■ **Supplied data**:
================

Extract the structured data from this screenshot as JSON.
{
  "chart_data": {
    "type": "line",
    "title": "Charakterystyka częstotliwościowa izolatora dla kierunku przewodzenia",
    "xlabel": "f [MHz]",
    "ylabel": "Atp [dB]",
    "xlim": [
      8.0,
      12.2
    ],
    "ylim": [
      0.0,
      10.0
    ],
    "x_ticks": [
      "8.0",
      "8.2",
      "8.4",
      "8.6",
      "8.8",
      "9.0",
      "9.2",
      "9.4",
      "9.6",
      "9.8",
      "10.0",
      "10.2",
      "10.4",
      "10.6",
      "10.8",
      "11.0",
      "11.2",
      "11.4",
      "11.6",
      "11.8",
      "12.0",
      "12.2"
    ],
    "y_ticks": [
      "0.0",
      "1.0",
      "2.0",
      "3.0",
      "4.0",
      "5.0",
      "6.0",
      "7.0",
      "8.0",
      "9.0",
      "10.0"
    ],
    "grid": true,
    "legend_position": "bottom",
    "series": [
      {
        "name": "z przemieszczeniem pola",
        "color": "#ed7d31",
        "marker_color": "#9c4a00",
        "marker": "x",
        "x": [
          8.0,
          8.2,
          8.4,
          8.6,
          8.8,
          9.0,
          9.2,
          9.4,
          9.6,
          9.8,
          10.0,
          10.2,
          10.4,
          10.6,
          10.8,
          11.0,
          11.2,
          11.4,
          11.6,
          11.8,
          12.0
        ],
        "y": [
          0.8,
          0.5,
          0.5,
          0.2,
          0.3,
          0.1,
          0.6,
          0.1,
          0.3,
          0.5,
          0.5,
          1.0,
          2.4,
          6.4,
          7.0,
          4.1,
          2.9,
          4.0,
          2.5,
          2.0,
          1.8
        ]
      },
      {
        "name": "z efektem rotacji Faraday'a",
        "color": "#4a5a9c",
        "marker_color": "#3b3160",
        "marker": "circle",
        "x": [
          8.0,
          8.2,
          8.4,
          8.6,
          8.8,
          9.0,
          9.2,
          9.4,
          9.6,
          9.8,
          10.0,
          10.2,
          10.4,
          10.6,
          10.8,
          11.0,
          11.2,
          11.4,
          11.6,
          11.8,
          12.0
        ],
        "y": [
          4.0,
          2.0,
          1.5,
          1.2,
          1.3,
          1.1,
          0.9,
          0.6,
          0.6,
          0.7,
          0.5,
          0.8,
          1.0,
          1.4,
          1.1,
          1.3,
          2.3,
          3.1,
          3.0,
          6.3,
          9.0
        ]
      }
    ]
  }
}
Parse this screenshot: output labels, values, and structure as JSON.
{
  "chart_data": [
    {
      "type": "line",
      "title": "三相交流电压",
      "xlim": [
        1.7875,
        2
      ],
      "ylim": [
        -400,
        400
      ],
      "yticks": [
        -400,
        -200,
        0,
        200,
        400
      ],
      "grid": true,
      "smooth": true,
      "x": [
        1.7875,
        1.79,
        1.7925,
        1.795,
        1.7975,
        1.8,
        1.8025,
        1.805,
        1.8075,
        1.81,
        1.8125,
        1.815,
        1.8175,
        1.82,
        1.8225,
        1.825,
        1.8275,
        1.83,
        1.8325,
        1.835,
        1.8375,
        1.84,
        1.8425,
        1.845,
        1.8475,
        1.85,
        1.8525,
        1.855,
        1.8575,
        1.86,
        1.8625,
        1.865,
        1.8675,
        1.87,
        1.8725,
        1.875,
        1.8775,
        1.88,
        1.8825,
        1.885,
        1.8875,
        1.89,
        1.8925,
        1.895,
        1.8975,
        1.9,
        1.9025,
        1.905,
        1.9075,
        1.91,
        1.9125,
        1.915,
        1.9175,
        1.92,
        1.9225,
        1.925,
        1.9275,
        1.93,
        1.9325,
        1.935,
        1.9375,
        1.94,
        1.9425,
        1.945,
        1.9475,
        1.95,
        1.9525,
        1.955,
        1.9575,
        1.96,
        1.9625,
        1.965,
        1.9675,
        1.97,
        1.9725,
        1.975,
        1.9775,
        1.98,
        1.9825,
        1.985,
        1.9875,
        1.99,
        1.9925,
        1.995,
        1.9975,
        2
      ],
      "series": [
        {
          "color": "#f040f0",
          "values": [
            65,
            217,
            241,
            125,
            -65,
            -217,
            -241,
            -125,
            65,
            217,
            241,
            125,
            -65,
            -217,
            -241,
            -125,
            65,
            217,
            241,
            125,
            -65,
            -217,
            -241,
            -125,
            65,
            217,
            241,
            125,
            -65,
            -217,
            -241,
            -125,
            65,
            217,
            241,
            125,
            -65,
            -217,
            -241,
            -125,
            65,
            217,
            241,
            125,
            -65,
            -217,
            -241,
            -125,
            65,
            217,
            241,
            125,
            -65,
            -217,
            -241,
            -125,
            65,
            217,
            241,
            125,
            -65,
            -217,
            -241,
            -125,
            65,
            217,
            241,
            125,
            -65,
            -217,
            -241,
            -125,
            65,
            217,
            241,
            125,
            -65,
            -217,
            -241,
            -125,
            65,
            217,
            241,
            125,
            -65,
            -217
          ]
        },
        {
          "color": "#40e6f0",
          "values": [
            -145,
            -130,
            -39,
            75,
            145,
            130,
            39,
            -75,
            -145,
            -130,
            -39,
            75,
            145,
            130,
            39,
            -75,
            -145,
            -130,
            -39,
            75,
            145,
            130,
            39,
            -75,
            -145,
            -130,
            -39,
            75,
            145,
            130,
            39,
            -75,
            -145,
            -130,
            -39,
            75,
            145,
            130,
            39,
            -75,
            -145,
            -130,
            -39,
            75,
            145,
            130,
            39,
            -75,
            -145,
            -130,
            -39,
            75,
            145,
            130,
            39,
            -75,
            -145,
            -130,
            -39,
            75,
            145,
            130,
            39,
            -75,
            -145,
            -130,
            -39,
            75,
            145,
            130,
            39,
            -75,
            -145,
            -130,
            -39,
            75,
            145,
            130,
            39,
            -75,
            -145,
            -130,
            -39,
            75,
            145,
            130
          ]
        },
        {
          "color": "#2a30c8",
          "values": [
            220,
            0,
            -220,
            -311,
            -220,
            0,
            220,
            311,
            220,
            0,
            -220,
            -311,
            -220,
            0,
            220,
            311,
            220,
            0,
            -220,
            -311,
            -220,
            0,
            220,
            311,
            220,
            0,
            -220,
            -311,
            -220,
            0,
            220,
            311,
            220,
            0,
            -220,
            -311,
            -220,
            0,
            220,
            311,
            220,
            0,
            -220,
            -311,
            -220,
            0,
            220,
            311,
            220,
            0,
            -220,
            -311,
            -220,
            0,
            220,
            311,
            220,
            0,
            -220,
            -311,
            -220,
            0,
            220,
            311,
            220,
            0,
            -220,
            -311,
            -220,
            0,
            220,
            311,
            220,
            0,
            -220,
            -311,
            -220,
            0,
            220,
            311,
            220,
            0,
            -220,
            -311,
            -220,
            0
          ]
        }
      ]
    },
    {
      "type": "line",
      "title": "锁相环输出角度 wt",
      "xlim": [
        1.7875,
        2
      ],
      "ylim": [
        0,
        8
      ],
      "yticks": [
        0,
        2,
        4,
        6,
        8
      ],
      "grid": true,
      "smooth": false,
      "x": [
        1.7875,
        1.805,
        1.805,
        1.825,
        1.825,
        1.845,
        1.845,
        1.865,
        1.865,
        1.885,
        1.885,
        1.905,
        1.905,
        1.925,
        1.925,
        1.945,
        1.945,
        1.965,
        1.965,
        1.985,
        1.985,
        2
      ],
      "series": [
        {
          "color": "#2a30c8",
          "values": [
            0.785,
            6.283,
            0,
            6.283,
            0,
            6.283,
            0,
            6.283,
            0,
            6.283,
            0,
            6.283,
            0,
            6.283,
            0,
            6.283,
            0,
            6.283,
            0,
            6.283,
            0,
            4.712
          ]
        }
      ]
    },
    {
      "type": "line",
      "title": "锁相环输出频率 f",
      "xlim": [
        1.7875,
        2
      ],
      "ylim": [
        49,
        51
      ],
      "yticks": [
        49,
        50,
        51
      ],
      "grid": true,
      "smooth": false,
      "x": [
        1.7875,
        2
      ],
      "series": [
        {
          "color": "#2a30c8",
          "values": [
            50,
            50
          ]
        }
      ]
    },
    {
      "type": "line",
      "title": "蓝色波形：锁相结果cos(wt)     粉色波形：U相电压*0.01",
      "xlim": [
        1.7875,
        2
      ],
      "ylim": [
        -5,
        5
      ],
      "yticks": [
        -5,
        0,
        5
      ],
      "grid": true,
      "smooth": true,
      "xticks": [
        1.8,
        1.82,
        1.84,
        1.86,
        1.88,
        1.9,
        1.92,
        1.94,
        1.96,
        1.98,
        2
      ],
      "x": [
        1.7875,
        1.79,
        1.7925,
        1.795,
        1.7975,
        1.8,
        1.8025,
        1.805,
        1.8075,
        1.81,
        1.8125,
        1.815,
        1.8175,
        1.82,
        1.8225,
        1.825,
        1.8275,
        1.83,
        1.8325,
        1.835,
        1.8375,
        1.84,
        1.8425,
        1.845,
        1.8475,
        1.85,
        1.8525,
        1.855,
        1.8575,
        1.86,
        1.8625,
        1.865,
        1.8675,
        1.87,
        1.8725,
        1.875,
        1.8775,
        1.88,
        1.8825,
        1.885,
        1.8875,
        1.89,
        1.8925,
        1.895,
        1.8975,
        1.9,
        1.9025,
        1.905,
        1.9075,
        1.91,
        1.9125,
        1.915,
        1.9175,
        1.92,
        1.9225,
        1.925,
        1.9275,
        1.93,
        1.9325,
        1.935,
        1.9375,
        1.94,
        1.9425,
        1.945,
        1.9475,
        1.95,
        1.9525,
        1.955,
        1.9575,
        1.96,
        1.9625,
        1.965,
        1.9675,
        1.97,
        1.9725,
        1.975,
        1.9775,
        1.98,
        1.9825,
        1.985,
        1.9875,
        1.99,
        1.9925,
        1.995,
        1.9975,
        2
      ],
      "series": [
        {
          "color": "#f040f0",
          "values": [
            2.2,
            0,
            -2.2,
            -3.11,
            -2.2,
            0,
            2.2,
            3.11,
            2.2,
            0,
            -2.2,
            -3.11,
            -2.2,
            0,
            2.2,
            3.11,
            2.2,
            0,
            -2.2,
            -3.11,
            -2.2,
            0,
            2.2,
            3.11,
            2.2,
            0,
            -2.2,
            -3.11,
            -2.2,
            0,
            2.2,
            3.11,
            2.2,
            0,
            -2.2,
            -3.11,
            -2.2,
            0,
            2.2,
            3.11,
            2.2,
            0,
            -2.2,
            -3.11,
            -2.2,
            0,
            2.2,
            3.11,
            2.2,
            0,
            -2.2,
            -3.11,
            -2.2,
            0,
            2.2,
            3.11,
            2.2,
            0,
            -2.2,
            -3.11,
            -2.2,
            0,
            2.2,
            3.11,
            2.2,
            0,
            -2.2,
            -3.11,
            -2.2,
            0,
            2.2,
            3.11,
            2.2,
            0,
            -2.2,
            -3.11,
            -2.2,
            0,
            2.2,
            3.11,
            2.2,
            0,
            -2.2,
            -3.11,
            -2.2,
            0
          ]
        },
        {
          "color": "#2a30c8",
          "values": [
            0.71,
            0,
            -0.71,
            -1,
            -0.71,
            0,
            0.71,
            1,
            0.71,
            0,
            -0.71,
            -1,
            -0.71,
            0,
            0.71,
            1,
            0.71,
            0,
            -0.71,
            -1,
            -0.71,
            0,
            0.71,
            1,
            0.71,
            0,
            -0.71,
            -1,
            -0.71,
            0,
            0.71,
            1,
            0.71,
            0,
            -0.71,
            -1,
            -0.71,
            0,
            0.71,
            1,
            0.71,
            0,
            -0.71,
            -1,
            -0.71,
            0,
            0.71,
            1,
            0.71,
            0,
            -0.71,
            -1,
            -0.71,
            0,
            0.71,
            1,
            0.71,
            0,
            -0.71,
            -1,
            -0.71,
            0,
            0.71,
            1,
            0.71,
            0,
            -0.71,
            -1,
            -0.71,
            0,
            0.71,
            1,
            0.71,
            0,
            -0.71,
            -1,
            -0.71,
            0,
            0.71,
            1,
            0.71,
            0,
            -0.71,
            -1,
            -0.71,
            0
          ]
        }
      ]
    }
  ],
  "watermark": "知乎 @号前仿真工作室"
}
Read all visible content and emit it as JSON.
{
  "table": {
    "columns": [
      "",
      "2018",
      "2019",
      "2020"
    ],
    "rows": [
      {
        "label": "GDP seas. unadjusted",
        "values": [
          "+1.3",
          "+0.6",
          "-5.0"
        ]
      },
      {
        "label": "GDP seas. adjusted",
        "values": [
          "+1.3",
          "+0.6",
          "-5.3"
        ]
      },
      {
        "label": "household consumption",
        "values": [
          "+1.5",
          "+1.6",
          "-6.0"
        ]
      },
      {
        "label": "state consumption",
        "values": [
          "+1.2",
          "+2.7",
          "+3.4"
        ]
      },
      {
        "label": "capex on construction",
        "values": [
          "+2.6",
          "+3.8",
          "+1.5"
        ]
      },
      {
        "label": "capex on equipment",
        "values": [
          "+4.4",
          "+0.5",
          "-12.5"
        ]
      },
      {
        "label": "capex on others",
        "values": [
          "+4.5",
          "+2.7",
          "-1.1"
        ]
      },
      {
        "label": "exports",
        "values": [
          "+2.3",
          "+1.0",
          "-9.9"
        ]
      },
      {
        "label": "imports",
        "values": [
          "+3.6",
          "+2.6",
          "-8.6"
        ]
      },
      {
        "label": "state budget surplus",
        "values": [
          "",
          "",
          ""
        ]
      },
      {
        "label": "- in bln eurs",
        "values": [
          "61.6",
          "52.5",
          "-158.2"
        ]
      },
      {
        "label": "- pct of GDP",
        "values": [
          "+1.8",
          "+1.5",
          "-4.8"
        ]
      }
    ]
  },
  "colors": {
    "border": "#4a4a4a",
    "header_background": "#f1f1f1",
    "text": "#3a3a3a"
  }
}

================

■ **Work required**: Show the lines from the data above that contain the string "JSON".

■ **Response**:
Extract the structured data from this screenshot as JSON.
Parse this screenshot: output labels, values, and structure as JSON.
Read all visible content and emit it as JSON.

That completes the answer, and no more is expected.